▶ **Stored records**
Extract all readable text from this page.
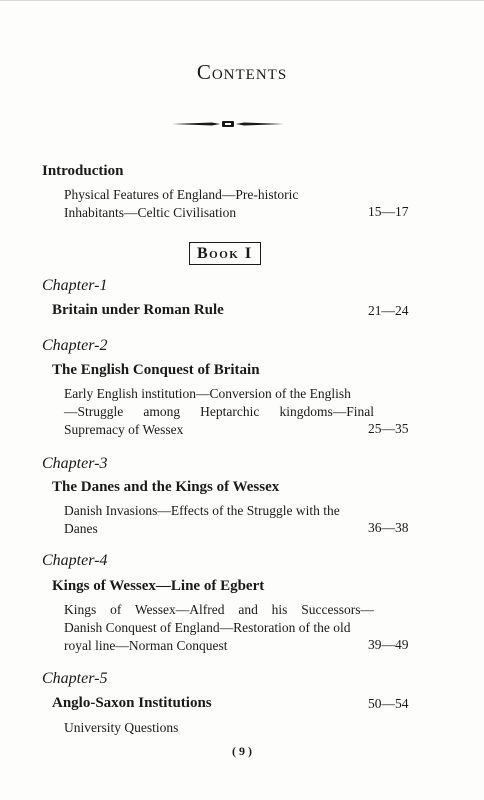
Contents
Introduction
Physical Features of England—Pre-historic
Inhabitants—Celtic Civilisation	15—17
Book I
Chapter-1
Britain under Roman Rule	21—24
Chapter-2
The English Conquest of Britain
Early English institution—Conversion of the English
—Struggle among Heptarchic kingdoms—Final
Supremacy of Wessex	25—35
Chapter-3
The Danes and the Kings of Wessex
Danish Invasions—Effects of the Struggle with the
Danes	36—38
Chapter-4
Kings of Wessex—Line of Egbert
Kings of Wessex—Alfred and his Successors—
Danish Conquest of England—Restoration of the old
royal line—Norman Conquest	39—49
Chapter-5
Anglo-Saxon Institutions	50—54
University Questions
( 9 )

▶ **Problem description**
Verbatim reproduction of every record is required; images are left out.

▶ **Solution below**
Extract all readable text from this page.
Contents
Introduction
Physical Features of England—Pre-historic
Inhabitants—Celtic Civilisation	15—17
Book I
Chapter-1
Britain under Roman Rule	21—24
Chapter-2
The English Conquest of Britain
Early English institution—Conversion of the English
—Struggle among Heptarchic kingdoms—Final
Supremacy of Wessex	25—35
Chapter-3
The Danes and the Kings of Wessex
Danish Invasions—Effects of the Struggle with the
Danes	36—38
Chapter-4
Kings of Wessex—Line of Egbert
Kings of Wessex—Alfred and his Successors—
Danish Conquest of England—Restoration of the old
royal line—Norman Conquest	39—49
Chapter-5
Anglo-Saxon Institutions	50—54
University Questions
( 9 )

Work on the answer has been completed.